- **GIVEN REQUEST**
Lines that contain the string "name" are to be copied; leave out all others.

[Extracts from a graphics dataset]

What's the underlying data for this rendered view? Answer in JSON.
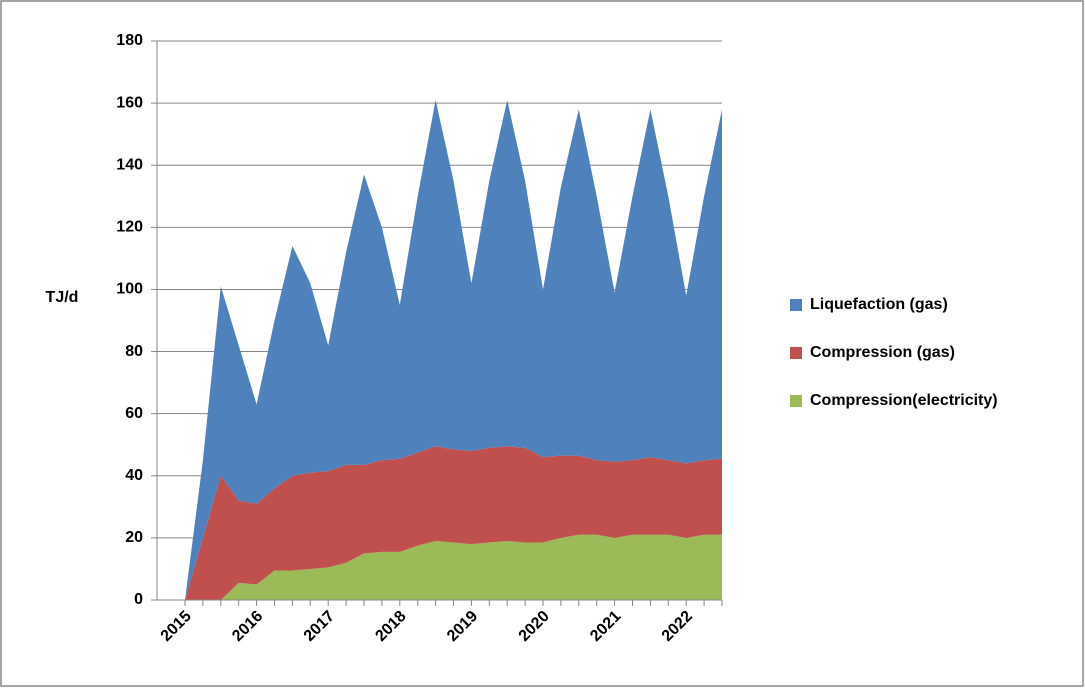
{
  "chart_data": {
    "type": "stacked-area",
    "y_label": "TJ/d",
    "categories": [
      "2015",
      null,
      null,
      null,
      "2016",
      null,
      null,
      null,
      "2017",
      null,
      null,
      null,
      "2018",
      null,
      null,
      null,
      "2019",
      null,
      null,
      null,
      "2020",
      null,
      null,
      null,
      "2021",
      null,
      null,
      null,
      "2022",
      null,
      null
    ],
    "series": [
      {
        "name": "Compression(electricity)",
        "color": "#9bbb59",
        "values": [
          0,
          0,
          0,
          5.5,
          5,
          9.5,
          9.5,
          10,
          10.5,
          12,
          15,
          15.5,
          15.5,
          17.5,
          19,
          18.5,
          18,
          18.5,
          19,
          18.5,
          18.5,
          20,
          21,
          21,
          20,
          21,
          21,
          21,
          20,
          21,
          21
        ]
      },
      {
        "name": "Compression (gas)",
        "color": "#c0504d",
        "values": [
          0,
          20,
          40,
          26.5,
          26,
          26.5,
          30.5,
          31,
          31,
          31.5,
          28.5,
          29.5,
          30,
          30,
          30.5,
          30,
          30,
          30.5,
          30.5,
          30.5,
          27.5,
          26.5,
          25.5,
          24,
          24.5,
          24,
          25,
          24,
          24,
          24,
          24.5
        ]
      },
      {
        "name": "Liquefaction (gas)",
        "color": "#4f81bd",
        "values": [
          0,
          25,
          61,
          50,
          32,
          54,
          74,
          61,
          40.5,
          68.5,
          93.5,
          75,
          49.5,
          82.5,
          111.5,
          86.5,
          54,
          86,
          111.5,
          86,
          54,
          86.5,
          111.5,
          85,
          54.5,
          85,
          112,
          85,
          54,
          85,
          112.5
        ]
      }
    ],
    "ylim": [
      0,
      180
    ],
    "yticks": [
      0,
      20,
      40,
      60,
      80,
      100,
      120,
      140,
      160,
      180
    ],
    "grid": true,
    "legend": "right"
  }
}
==
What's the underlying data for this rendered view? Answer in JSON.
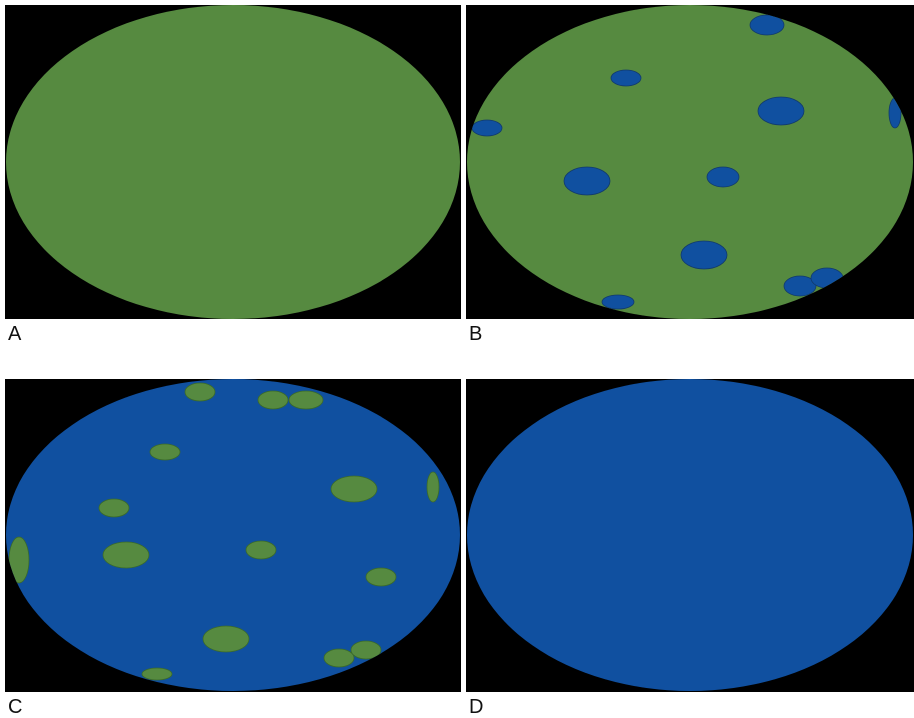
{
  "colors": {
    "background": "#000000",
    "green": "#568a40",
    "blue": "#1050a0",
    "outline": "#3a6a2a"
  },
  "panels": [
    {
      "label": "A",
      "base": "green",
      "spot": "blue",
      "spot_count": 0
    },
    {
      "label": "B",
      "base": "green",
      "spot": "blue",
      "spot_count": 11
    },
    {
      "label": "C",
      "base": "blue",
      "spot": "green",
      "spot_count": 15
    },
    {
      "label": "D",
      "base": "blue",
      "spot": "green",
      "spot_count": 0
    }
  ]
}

- **RESPONSE BELOW**
        "name": "Compression(electricity)",
        "name": "Compression (gas)",
        "name": "Liquefaction (gas)",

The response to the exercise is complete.